Data to process
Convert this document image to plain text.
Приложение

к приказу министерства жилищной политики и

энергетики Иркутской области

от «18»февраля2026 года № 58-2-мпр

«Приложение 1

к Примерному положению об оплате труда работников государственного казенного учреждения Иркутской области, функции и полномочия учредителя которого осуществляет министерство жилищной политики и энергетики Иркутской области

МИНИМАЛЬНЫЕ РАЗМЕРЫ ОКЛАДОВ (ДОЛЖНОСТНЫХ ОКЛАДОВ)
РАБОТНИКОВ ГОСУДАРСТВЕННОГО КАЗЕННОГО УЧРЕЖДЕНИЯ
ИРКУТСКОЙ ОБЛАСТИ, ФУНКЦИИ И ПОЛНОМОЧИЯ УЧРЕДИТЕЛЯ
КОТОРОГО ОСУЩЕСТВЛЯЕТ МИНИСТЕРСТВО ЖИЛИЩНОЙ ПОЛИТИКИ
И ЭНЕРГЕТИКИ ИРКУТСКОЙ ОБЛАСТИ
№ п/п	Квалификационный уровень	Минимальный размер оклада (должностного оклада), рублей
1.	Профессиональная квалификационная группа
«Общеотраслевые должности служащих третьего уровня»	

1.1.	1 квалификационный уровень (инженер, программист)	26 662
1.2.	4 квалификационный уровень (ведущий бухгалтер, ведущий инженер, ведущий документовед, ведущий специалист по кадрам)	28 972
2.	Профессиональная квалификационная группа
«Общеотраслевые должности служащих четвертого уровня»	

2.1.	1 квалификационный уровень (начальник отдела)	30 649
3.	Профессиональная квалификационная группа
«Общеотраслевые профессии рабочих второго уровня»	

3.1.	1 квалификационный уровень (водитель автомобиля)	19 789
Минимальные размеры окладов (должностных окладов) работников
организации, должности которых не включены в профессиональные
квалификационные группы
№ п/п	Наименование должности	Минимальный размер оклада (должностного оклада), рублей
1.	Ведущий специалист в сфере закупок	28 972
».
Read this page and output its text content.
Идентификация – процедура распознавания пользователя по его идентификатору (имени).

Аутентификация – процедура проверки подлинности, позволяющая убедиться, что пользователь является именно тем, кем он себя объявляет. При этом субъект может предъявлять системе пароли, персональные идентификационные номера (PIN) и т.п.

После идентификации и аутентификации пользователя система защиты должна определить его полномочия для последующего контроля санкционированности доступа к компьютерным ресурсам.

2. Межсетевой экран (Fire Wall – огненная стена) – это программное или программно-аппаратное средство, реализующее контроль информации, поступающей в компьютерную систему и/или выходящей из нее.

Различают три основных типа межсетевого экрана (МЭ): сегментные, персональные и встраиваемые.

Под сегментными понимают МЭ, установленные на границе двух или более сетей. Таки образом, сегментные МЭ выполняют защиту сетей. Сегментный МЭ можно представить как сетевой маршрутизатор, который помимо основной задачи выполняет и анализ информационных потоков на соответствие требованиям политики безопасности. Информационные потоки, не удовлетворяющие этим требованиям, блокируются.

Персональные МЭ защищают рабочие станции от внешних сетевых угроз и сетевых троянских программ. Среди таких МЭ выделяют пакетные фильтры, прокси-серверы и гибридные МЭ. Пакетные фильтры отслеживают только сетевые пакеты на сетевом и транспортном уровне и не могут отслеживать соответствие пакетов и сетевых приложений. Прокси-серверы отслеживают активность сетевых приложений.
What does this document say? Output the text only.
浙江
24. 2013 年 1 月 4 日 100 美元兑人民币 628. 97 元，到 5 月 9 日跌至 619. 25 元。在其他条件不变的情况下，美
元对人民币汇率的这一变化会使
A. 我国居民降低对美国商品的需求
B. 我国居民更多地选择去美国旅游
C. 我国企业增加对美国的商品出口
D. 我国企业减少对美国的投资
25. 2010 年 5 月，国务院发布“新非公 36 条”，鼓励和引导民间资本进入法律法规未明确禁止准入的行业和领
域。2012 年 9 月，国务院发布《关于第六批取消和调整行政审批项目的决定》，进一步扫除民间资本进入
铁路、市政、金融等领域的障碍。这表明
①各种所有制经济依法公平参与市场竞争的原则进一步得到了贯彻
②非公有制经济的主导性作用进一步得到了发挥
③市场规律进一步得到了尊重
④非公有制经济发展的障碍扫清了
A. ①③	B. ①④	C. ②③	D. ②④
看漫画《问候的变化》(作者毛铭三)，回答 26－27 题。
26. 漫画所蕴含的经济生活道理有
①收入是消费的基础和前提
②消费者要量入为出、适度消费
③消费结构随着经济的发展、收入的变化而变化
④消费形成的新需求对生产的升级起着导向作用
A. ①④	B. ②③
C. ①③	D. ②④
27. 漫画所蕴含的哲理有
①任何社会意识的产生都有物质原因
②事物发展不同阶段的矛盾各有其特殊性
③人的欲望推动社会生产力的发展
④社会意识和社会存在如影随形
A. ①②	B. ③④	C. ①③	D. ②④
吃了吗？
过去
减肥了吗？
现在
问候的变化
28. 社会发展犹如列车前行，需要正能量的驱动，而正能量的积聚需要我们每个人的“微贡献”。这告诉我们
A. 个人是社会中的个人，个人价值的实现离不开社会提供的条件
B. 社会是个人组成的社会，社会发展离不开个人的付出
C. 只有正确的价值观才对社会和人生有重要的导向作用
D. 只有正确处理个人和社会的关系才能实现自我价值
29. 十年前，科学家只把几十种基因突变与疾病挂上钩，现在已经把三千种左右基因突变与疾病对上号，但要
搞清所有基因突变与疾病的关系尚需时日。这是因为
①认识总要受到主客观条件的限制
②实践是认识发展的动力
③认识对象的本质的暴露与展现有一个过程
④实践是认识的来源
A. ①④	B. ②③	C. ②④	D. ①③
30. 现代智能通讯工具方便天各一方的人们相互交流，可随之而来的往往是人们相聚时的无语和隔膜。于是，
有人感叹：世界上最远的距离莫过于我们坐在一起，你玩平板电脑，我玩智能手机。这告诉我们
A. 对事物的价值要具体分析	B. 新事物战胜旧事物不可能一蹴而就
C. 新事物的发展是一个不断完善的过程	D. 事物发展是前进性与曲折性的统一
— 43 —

Task to complete
Give the data again, exactly as it stands.

Result of this task
Convert this document image to plain text.
Приложение

к приказу министерства жилищной политики и

энергетики Иркутской области

от «18»февраля2026 года № 58-2-мпр

«Приложение 1

к Примерному положению об оплате труда работников государственного казенного учреждения Иркутской области, функции и полномочия учредителя которого осуществляет министерство жилищной политики и энергетики Иркутской области

МИНИМАЛЬНЫЕ РАЗМЕРЫ ОКЛАДОВ (ДОЛЖНОСТНЫХ ОКЛАДОВ)
РАБОТНИКОВ ГОСУДАРСТВЕННОГО КАЗЕННОГО УЧРЕЖДЕНИЯ
ИРКУТСКОЙ ОБЛАСТИ, ФУНКЦИИ И ПОЛНОМОЧИЯ УЧРЕДИТЕЛЯ
КОТОРОГО ОСУЩЕСТВЛЯЕТ МИНИСТЕРСТВО ЖИЛИЩНОЙ ПОЛИТИКИ
И ЭНЕРГЕТИКИ ИРКУТСКОЙ ОБЛАСТИ
№ п/п	Квалификационный уровень	Минимальный размер оклада (должностного оклада), рублей
1.	Профессиональная квалификационная группа
«Общеотраслевые должности служащих третьего уровня»	

1.1.	1 квалификационный уровень (инженер, программист)	26 662
1.2.	4 квалификационный уровень (ведущий бухгалтер, ведущий инженер, ведущий документовед, ведущий специалист по кадрам)	28 972
2.	Профессиональная квалификационная группа
«Общеотраслевые должности служащих четвертого уровня»	

2.1.	1 квалификационный уровень (начальник отдела)	30 649
3.	Профессиональная квалификационная группа
«Общеотраслевые профессии рабочих второго уровня»	

3.1.	1 квалификационный уровень (водитель автомобиля)	19 789
Минимальные размеры окладов (должностных окладов) работников
организации, должности которых не включены в профессиональные
квалификационные группы
№ п/п	Наименование должности	Минимальный размер оклада (должностного оклада), рублей
1.	Ведущий специалист в сфере закупок	28 972
».
Read this page and output its text content.
Идентификация – процедура распознавания пользователя по его идентификатору (имени).

Аутентификация – процедура проверки подлинности, позволяющая убедиться, что пользователь является именно тем, кем он себя объявляет. При этом субъект может предъявлять системе пароли, персональные идентификационные номера (PIN) и т.п.

После идентификации и аутентификации пользователя система защиты должна определить его полномочия для последующего контроля санкционированности доступа к компьютерным ресурсам.

2. Межсетевой экран (Fire Wall – огненная стена) – это программное или программно-аппаратное средство, реализующее контроль информации, поступающей в компьютерную систему и/или выходящей из нее.

Различают три основных типа межсетевого экрана (МЭ): сегментные, персональные и встраиваемые.

Под сегментными понимают МЭ, установленные на границе двух или более сетей. Таки образом, сегментные МЭ выполняют защиту сетей. Сегментный МЭ можно представить как сетевой маршрутизатор, который помимо основной задачи выполняет и анализ информационных потоков на соответствие требованиям политики безопасности. Информационные потоки, не удовлетворяющие этим требованиям, блокируются.

Персональные МЭ защищают рабочие станции от внешних сетевых угроз и сетевых троянских программ. Среди таких МЭ выделяют пакетные фильтры, прокси-серверы и гибридные МЭ. Пакетные фильтры отслеживают только сетевые пакеты на сетевом и транспортном уровне и не могут отслеживать соответствие пакетов и сетевых приложений. Прокси-серверы отслеживают активность сетевых приложений.
What does this document say? Output the text only.
浙江
24. 2013 年 1 月 4 日 100 美元兑人民币 628. 97 元，到 5 月 9 日跌至 619. 25 元。在其他条件不变的情况下，美
元对人民币汇率的这一变化会使
A. 我国居民降低对美国商品的需求
B. 我国居民更多地选择去美国旅游
C. 我国企业增加对美国的商品出口
D. 我国企业减少对美国的投资
25. 2010 年 5 月，国务院发布“新非公 36 条”，鼓励和引导民间资本进入法律法规未明确禁止准入的行业和领
域。2012 年 9 月，国务院发布《关于第六批取消和调整行政审批项目的决定》，进一步扫除民间资本进入
铁路、市政、金融等领域的障碍。这表明
①各种所有制经济依法公平参与市场竞争的原则进一步得到了贯彻
②非公有制经济的主导性作用进一步得到了发挥
③市场规律进一步得到了尊重
④非公有制经济发展的障碍扫清了
A. ①③	B. ①④	C. ②③	D. ②④
看漫画《问候的变化》(作者毛铭三)，回答 26－27 题。
26. 漫画所蕴含的经济生活道理有
①收入是消费的基础和前提
②消费者要量入为出、适度消费
③消费结构随着经济的发展、收入的变化而变化
④消费形成的新需求对生产的升级起着导向作用
A. ①④	B. ②③
C. ①③	D. ②④
27. 漫画所蕴含的哲理有
①任何社会意识的产生都有物质原因
②事物发展不同阶段的矛盾各有其特殊性
③人的欲望推动社会生产力的发展
④社会意识和社会存在如影随形
A. ①②	B. ③④	C. ①③	D. ②④
吃了吗？
过去
减肥了吗？
现在
问候的变化
28. 社会发展犹如列车前行，需要正能量的驱动，而正能量的积聚需要我们每个人的“微贡献”。这告诉我们
A. 个人是社会中的个人，个人价值的实现离不开社会提供的条件
B. 社会是个人组成的社会，社会发展离不开个人的付出
C. 只有正确的价值观才对社会和人生有重要的导向作用
D. 只有正确处理个人和社会的关系才能实现自我价值
29. 十年前，科学家只把几十种基因突变与疾病挂上钩，现在已经把三千种左右基因突变与疾病对上号，但要
搞清所有基因突变与疾病的关系尚需时日。这是因为
①认识总要受到主客观条件的限制
②实践是认识发展的动力
③认识对象的本质的暴露与展现有一个过程
④实践是认识的来源
A. ①④	B. ②③	C. ②④	D. ①③
30. 现代智能通讯工具方便天各一方的人们相互交流，可随之而来的往往是人们相聚时的无语和隔膜。于是，
有人感叹：世界上最远的距离莫过于我们坐在一起，你玩平板电脑，我玩智能手机。这告诉我们
A. 对事物的价值要具体分析	B. 新事物战胜旧事物不可能一蹴而就
C. 新事物的发展是一个不断完善的过程	D. 事物发展是前进性与曲折性的统一
— 43 —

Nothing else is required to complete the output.